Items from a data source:
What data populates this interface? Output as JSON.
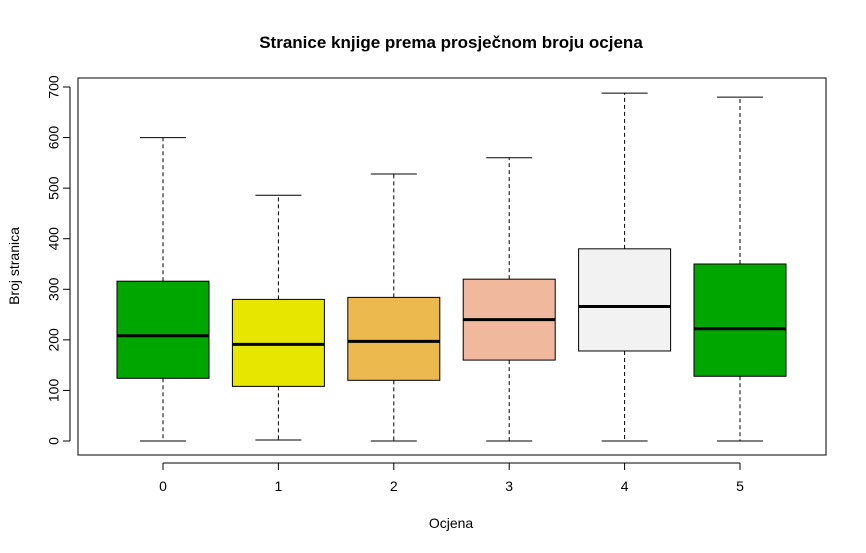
{
  "chart_data": {
    "type": "boxplot",
    "title": "Stranice knjige prema prosječnom broju ocjena",
    "xlabel": "Ocjena",
    "ylabel": "Broj stranica",
    "ylim": [
      -25,
      730
    ],
    "yticks": [
      0,
      100,
      200,
      300,
      400,
      500,
      600,
      700
    ],
    "categories": [
      "0",
      "1",
      "2",
      "3",
      "4",
      "5"
    ],
    "boxes": [
      {
        "min": 0,
        "q1": 124,
        "median": 208,
        "q3": 316,
        "max": 600,
        "color": "#00A600"
      },
      {
        "min": 2,
        "q1": 108,
        "median": 191,
        "q3": 280,
        "max": 486,
        "color": "#E6E600"
      },
      {
        "min": 0,
        "q1": 120,
        "median": 197,
        "q3": 284,
        "max": 528,
        "color": "#EBB94E"
      },
      {
        "min": 0,
        "q1": 160,
        "median": 240,
        "q3": 320,
        "max": 560,
        "color": "#F0B99E"
      },
      {
        "min": 0,
        "q1": 178,
        "median": 266,
        "q3": 380,
        "max": 688,
        "color": "#F2F2F2"
      },
      {
        "min": 0,
        "q1": 128,
        "median": 222,
        "q3": 350,
        "max": 680,
        "color": "#00A600"
      }
    ],
    "grid": false,
    "legend": "none"
  }
}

### Objective
Copy out each line word for word, please, skipping the images.

### Written reply
What data populates this interface? Output as JSON.
{
  "chart_data": {
    "type": "boxplot",
    "title": "Stranice knjige prema prosječnom broju ocjena",
    "xlabel": "Ocjena",
    "ylabel": "Broj stranica",
    "ylim": [
      -25,
      730
    ],
    "yticks": [
      0,
      100,
      200,
      300,
      400,
      500,
      600,
      700
    ],
    "categories": [
      "0",
      "1",
      "2",
      "3",
      "4",
      "5"
    ],
    "boxes": [
      {
        "min": 0,
        "q1": 124,
        "median": 208,
        "q3": 316,
        "max": 600,
        "color": "#00A600"
      },
      {
        "min": 2,
        "q1": 108,
        "median": 191,
        "q3": 280,
        "max": 486,
        "color": "#E6E600"
      },
      {
        "min": 0,
        "q1": 120,
        "median": 197,
        "q3": 284,
        "max": 528,
        "color": "#EBB94E"
      },
      {
        "min": 0,
        "q1": 160,
        "median": 240,
        "q3": 320,
        "max": 560,
        "color": "#F0B99E"
      },
      {
        "min": 0,
        "q1": 178,
        "median": 266,
        "q3": 380,
        "max": 688,
        "color": "#F2F2F2"
      },
      {
        "min": 0,
        "q1": 128,
        "median": 222,
        "q3": 350,
        "max": 680,
        "color": "#00A600"
      }
    ],
    "grid": false,
    "legend": "none"
  }
}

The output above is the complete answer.